What you have to do: Extract each line holding the word "this" from the entries.

+++ Exercise input +++

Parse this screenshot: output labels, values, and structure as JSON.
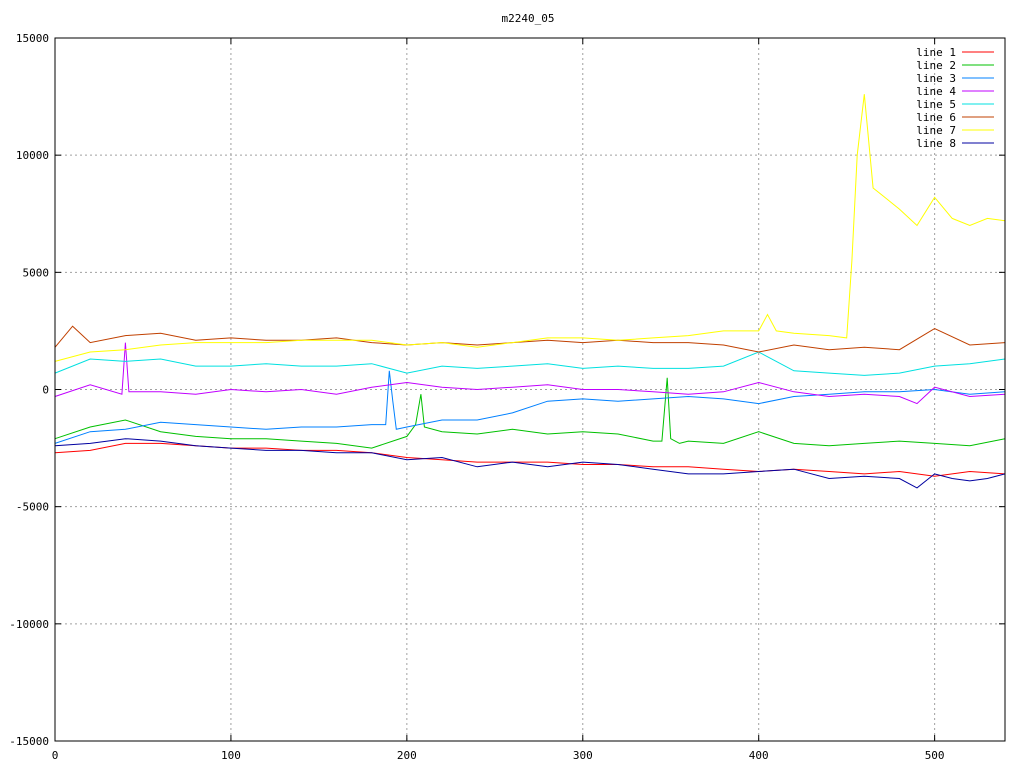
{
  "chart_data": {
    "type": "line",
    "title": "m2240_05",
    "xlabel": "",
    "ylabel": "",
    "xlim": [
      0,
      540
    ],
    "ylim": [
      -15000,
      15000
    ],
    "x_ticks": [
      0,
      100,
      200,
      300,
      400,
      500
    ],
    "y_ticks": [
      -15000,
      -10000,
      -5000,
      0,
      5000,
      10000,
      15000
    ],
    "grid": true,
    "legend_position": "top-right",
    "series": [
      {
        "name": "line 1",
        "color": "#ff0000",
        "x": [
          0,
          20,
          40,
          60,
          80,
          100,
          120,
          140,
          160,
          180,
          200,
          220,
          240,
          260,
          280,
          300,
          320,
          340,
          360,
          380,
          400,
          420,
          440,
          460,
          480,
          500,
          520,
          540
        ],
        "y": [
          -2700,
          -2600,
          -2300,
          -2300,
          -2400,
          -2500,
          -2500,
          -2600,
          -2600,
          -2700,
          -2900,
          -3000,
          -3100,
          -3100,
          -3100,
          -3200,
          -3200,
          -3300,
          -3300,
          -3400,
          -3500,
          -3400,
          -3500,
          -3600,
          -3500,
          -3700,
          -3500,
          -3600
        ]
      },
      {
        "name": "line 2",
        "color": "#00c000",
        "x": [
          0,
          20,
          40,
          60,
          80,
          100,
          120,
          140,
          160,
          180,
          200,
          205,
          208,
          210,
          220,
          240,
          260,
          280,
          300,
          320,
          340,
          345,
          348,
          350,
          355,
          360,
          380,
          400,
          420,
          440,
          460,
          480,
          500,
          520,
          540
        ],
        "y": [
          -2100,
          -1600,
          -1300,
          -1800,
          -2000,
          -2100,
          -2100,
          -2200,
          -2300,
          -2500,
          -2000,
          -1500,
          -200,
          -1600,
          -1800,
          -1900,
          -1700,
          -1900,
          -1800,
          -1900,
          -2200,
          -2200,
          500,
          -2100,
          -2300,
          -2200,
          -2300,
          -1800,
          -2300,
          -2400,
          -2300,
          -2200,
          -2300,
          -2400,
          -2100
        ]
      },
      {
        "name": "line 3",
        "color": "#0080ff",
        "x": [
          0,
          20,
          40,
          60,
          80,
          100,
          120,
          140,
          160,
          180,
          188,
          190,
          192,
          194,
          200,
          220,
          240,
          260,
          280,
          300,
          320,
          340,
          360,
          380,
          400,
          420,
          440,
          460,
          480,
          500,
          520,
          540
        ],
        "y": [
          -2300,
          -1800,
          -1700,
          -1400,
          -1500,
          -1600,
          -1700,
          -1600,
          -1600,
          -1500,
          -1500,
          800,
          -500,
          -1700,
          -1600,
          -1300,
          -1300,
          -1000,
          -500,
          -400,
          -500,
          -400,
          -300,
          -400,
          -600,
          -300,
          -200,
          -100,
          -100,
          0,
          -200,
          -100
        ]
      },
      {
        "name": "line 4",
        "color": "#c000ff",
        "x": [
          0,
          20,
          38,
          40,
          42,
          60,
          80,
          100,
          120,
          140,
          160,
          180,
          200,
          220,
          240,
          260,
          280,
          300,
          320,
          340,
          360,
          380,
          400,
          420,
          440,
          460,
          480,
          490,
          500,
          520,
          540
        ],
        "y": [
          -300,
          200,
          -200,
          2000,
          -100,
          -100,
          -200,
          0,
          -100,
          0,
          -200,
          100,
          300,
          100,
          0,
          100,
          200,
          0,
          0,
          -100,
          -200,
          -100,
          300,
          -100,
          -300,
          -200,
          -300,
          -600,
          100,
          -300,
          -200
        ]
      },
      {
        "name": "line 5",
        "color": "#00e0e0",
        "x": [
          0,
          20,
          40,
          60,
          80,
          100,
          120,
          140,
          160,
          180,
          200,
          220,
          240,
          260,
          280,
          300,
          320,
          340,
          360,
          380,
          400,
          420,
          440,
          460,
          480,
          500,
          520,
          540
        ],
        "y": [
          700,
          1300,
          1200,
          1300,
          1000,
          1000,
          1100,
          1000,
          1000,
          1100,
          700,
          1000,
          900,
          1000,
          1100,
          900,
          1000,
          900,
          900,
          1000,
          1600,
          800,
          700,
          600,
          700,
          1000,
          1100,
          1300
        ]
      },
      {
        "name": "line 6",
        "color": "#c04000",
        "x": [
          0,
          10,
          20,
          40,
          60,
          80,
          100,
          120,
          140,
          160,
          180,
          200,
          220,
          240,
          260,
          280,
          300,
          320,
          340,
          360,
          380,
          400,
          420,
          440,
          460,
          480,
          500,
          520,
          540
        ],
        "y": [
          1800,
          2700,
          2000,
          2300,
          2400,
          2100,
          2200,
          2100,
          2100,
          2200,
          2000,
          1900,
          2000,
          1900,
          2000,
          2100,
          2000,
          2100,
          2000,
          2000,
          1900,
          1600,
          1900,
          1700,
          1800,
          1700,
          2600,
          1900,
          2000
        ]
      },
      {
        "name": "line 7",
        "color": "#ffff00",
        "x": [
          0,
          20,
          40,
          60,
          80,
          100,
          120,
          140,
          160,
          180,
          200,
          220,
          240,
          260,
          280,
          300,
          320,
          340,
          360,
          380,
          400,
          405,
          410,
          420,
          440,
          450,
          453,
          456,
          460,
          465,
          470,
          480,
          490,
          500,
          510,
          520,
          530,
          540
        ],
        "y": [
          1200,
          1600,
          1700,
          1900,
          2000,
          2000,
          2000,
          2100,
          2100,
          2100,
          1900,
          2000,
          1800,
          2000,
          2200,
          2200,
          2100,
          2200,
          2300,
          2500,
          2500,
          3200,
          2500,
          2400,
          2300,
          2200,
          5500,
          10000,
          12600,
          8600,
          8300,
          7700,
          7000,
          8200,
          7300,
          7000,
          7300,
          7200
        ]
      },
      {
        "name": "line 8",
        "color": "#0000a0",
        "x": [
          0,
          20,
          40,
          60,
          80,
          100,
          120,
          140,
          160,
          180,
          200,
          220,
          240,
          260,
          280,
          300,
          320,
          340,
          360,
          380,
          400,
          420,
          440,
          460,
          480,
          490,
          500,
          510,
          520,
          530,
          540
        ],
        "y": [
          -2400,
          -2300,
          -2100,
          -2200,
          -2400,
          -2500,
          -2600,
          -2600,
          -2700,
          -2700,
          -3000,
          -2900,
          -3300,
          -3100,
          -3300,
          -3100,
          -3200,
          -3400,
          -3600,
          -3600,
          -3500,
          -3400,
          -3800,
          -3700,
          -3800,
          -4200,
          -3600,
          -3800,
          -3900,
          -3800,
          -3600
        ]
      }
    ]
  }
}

+++
+++ Exercise input +++

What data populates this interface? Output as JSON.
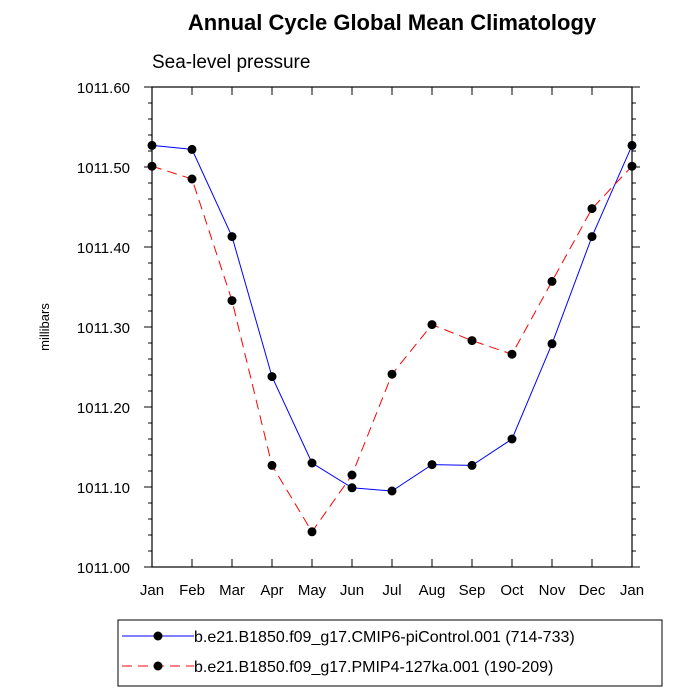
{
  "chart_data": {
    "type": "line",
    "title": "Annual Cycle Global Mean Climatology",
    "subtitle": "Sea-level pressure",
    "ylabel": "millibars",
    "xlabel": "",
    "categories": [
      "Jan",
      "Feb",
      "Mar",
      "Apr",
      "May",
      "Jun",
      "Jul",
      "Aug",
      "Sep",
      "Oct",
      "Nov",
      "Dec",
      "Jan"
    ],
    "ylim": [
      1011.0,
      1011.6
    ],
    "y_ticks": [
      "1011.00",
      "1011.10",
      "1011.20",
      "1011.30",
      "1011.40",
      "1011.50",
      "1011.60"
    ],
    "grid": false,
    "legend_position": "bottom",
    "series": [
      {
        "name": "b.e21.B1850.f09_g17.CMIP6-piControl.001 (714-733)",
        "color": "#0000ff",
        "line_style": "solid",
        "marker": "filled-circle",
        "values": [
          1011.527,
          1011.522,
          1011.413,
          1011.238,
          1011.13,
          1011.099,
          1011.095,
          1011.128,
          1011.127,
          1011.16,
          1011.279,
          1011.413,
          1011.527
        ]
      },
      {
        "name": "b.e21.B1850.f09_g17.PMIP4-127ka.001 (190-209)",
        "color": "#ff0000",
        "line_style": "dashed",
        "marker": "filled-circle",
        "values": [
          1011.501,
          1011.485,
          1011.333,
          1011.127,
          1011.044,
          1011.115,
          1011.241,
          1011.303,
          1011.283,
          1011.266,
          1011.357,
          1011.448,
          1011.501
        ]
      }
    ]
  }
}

+++

In response:
Parse this screenshot: output labels, values, and structure as JSON.
What data populates this interface? Output as JSON.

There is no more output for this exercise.